Aim of the task
Every record, apart from its pictures, should be repeated exactly.

Records of document pages and text
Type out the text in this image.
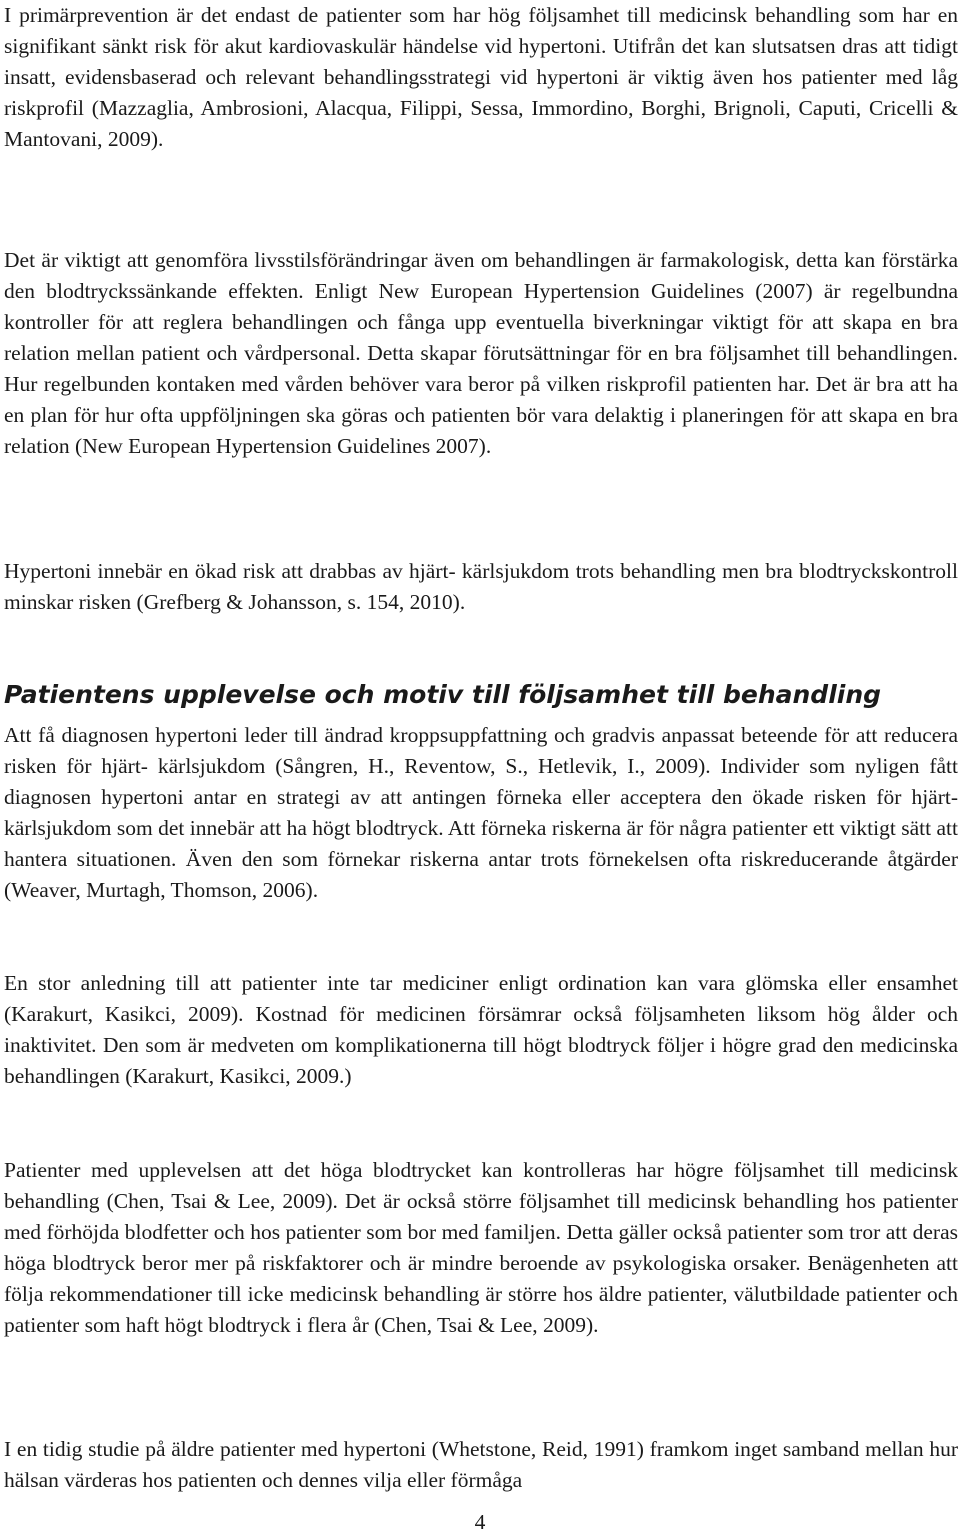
I primärprevention är det endast de patienter som har hög följsamhet till medicinsk behandling som har en signifikant sänkt risk för akut kardiovaskulär händelse vid hypertoni. Utifrån det kan slutsatsen dras att tidigt insatt, evidensbaserad och relevant behandlingsstrategi vid hypertoni är viktig även hos patienter med låg riskprofil (Mazzaglia, Ambrosioni, Alacqua, Filippi, Sessa, Immordino, Borghi, Brignoli, Caputi, Cricelli & Mantovani, 2009).

Det är viktigt att genomföra livsstilsförändringar även om behandlingen är farmakologisk, detta kan förstärka den blodtryckssänkande effekten. Enligt New European Hypertension Guidelines (2007) är regelbundna kontroller för att reglera behandlingen och fånga upp eventuella biverkningar viktigt för att skapa en bra relation mellan patient och vårdpersonal. Detta skapar förutsättningar för en bra följsamhet till behandlingen. Hur regelbunden kontaken med vården behöver vara beror på vilken riskprofil patienten har. Det är bra att ha en plan för hur ofta uppföljningen ska göras och patienten bör vara delaktig i planeringen för att skapa en bra relation (New European Hypertension Guidelines 2007).

Hypertoni innebär en ökad risk att drabbas av hjärt- kärlsjukdom trots behandling men bra blodtryckskontroll minskar risken (Grefberg & Johansson, s. 154, 2010).

Patientens upplevelse och motiv till följsamhet till behandling

Att få diagnosen hypertoni leder till ändrad kroppsuppfattning och gradvis anpassat beteende för att reducera risken för hjärt- kärlsjukdom (Sångren, H., Reventow, S., Hetlevik, I., 2009). Individer som nyligen fått diagnosen hypertoni antar en strategi av att antingen förneka eller acceptera den ökade risken för hjärt- kärlsjukdom som det innebär att ha högt blodtryck. Att förneka riskerna är för några patienter ett viktigt sätt att hantera situationen. Även den som förnekar riskerna antar trots förnekelsen ofta riskreducerande åtgärder (Weaver, Murtagh, Thomson, 2006).

En stor anledning till att patienter inte tar mediciner enligt ordination kan vara glömska eller ensamhet (Karakurt, Kasikci, 2009). Kostnad för medicinen försämrar också följsamheten liksom hög ålder och inaktivitet. Den som är medveten om komplikationerna till högt blodtryck följer i högre grad den medicinska behandlingen (Karakurt, Kasikci, 2009.)

Patienter med upplevelsen att det höga blodtrycket kan kontrolleras har högre följsamhet till medicinsk behandling (Chen, Tsai & Lee, 2009). Det är också större följsamhet till medicinsk behandling hos patienter med förhöjda blodfetter och hos patienter som bor med familjen. Detta gäller också patienter som tror att deras höga blodtryck beror mer på riskfaktorer och är mindre beroende av psykologiska orsaker. Benägenheten att följa rekommendationer till icke medicinsk behandling är större hos äldre patienter, välutbildade patienter och patienter som haft högt blodtryck i flera år (Chen, Tsai & Lee, 2009).

I en tidig studie på äldre patienter med hypertoni (Whetstone, Reid, 1991) framkom inget samband mellan hur hälsan värderas hos patienten och dennes vilja eller förmåga

4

Output for this exercise
Type out the text in this image.
I primärprevention är det endast de patienter som har hög följsamhet till medicinsk behandling som har en signifikant sänkt risk för akut kardiovaskulär händelse vid hypertoni. Utifrån det kan slutsatsen dras att tidigt insatt, evidensbaserad och relevant behandlingsstrategi vid hypertoni är viktig även hos patienter med låg riskprofil (Mazzaglia, Ambrosioni, Alacqua, Filippi, Sessa, Immordino, Borghi, Brignoli, Caputi, Cricelli & Mantovani, 2009).

Det är viktigt att genomföra livsstilsförändringar även om behandlingen är farmakologisk, detta kan förstärka den blodtryckssänkande effekten. Enligt New European Hypertension Guidelines (2007) är regelbundna kontroller för att reglera behandlingen och fånga upp eventuella biverkningar viktigt för att skapa en bra relation mellan patient och vårdpersonal. Detta skapar förutsättningar för en bra följsamhet till behandlingen. Hur regelbunden kontaken med vården behöver vara beror på vilken riskprofil patienten har. Det är bra att ha en plan för hur ofta uppföljningen ska göras och patienten bör vara delaktig i planeringen för att skapa en bra relation (New European Hypertension Guidelines 2007).

Hypertoni innebär en ökad risk att drabbas av hjärt- kärlsjukdom trots behandling men bra blodtryckskontroll minskar risken (Grefberg & Johansson, s. 154, 2010).

Patientens upplevelse och motiv till följsamhet till behandling

Att få diagnosen hypertoni leder till ändrad kroppsuppfattning och gradvis anpassat beteende för att reducera risken för hjärt- kärlsjukdom (Sångren, H., Reventow, S., Hetlevik, I., 2009). Individer som nyligen fått diagnosen hypertoni antar en strategi av att antingen förneka eller acceptera den ökade risken för hjärt- kärlsjukdom som det innebär att ha högt blodtryck. Att förneka riskerna är för några patienter ett viktigt sätt att hantera situationen. Även den som förnekar riskerna antar trots förnekelsen ofta riskreducerande åtgärder (Weaver, Murtagh, Thomson, 2006).

En stor anledning till att patienter inte tar mediciner enligt ordination kan vara glömska eller ensamhet (Karakurt, Kasikci, 2009). Kostnad för medicinen försämrar också följsamheten liksom hög ålder och inaktivitet. Den som är medveten om komplikationerna till högt blodtryck följer i högre grad den medicinska behandlingen (Karakurt, Kasikci, 2009.)

Patienter med upplevelsen att det höga blodtrycket kan kontrolleras har högre följsamhet till medicinsk behandling (Chen, Tsai & Lee, 2009). Det är också större följsamhet till medicinsk behandling hos patienter med förhöjda blodfetter och hos patienter som bor med familjen. Detta gäller också patienter som tror att deras höga blodtryck beror mer på riskfaktorer och är mindre beroende av psykologiska orsaker. Benägenheten att följa rekommendationer till icke medicinsk behandling är större hos äldre patienter, välutbildade patienter och patienter som haft högt blodtryck i flera år (Chen, Tsai & Lee, 2009).

I en tidig studie på äldre patienter med hypertoni (Whetstone, Reid, 1991) framkom inget samband mellan hur hälsan värderas hos patienten och dennes vilja eller förmåga

4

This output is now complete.